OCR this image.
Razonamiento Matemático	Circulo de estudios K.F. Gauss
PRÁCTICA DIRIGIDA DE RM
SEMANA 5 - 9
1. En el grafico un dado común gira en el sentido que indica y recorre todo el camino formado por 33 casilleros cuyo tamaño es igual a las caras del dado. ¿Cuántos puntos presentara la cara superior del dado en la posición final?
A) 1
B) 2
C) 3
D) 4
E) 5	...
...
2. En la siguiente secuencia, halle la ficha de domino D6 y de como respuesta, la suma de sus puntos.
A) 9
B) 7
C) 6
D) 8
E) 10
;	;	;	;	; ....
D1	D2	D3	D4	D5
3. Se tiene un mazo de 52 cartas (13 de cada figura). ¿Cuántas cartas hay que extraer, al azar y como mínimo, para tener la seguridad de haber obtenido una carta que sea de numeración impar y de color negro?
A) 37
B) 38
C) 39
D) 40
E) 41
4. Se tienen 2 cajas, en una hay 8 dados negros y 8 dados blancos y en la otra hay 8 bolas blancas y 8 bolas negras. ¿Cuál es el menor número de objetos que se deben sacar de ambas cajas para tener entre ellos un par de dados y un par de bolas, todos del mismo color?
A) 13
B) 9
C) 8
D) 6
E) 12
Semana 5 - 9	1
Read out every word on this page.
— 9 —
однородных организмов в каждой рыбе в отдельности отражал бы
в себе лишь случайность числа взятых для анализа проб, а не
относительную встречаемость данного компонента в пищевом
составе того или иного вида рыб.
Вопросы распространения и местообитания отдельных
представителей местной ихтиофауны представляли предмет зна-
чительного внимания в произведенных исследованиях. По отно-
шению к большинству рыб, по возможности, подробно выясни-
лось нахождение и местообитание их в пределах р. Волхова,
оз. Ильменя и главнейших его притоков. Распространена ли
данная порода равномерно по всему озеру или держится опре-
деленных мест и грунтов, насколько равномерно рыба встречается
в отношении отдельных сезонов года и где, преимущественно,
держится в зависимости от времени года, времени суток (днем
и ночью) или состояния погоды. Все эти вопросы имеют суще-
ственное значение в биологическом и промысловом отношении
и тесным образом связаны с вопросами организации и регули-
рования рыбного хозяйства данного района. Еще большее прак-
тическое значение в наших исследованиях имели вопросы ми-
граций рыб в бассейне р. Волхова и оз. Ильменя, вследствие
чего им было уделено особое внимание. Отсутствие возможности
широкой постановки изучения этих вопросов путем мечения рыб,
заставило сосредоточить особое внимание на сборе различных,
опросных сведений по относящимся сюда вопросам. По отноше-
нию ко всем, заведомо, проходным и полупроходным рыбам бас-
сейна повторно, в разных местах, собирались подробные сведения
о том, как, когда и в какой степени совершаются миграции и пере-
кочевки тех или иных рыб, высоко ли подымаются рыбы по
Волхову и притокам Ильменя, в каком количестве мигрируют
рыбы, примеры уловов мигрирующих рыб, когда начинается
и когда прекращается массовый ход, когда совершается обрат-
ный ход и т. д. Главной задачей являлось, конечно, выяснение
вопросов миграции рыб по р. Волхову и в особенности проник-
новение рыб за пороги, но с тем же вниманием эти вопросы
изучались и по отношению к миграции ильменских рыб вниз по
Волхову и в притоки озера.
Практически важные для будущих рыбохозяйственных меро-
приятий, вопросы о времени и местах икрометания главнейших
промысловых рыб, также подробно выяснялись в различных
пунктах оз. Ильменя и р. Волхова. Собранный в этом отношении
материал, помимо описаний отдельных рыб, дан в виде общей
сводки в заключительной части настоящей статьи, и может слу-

__________

__Written request__.
Quote all of the entries exactly as they appear.

__The result__.
OCR this image.
Razonamiento Matemático	Circulo de estudios K.F. Gauss
PRÁCTICA DIRIGIDA DE RM
SEMANA 5 - 9
1. En el grafico un dado común gira en el sentido que indica y recorre todo el camino formado por 33 casilleros cuyo tamaño es igual a las caras del dado. ¿Cuántos puntos presentara la cara superior del dado en la posición final?
A) 1
B) 2
C) 3
D) 4
E) 5	...
...
2. En la siguiente secuencia, halle la ficha de domino D6 y de como respuesta, la suma de sus puntos.
A) 9
B) 7
C) 6
D) 8
E) 10
;	;	;	;	; ....
D1	D2	D3	D4	D5
3. Se tiene un mazo de 52 cartas (13 de cada figura). ¿Cuántas cartas hay que extraer, al azar y como mínimo, para tener la seguridad de haber obtenido una carta que sea de numeración impar y de color negro?
A) 37
B) 38
C) 39
D) 40
E) 41
4. Se tienen 2 cajas, en una hay 8 dados negros y 8 dados blancos y en la otra hay 8 bolas blancas y 8 bolas negras. ¿Cuál es el menor número de objetos que se deben sacar de ambas cajas para tener entre ellos un par de dados y un par de bolas, todos del mismo color?
A) 13
B) 9
C) 8
D) 6
E) 12
Semana 5 - 9	1
Read out every word on this page.
— 9 —
однородных организмов в каждой рыбе в отдельности отражал бы
в себе лишь случайность числа взятых для анализа проб, а не
относительную встречаемость данного компонента в пищевом
составе того или иного вида рыб.
Вопросы распространения и местообитания отдельных
представителей местной ихтиофауны представляли предмет зна-
чительного внимания в произведенных исследованиях. По отно-
шению к большинству рыб, по возможности, подробно выясни-
лось нахождение и местообитание их в пределах р. Волхова,
оз. Ильменя и главнейших его притоков. Распространена ли
данная порода равномерно по всему озеру или держится опре-
деленных мест и грунтов, насколько равномерно рыба встречается
в отношении отдельных сезонов года и где, преимущественно,
держится в зависимости от времени года, времени суток (днем
и ночью) или состояния погоды. Все эти вопросы имеют суще-
ственное значение в биологическом и промысловом отношении
и тесным образом связаны с вопросами организации и регули-
рования рыбного хозяйства данного района. Еще большее прак-
тическое значение в наших исследованиях имели вопросы ми-
граций рыб в бассейне р. Волхова и оз. Ильменя, вследствие
чего им было уделено особое внимание. Отсутствие возможности
широкой постановки изучения этих вопросов путем мечения рыб,
заставило сосредоточить особое внимание на сборе различных,
опросных сведений по относящимся сюда вопросам. По отноше-
нию ко всем, заведомо, проходным и полупроходным рыбам бас-
сейна повторно, в разных местах, собирались подробные сведения
о том, как, когда и в какой степени совершаются миграции и пере-
кочевки тех или иных рыб, высоко ли подымаются рыбы по
Волхову и притокам Ильменя, в каком количестве мигрируют
рыбы, примеры уловов мигрирующих рыб, когда начинается
и когда прекращается массовый ход, когда совершается обрат-
ный ход и т. д. Главной задачей являлось, конечно, выяснение
вопросов миграции рыб по р. Волхову и в особенности проник-
новение рыб за пороги, но с тем же вниманием эти вопросы
изучались и по отношению к миграции ильменских рыб вниз по
Волхову и в притоки озера.
Практически важные для будущих рыбохозяйственных меро-
приятий, вопросы о времени и местах икрометания главнейших
промысловых рыб, также подробно выяснялись в различных
пунктах оз. Ильменя и р. Волхова. Собранный в этом отношении
материал, помимо описаний отдельных рыб, дан в виде общей
сводки в заключительной части настоящей статьи, и может слу-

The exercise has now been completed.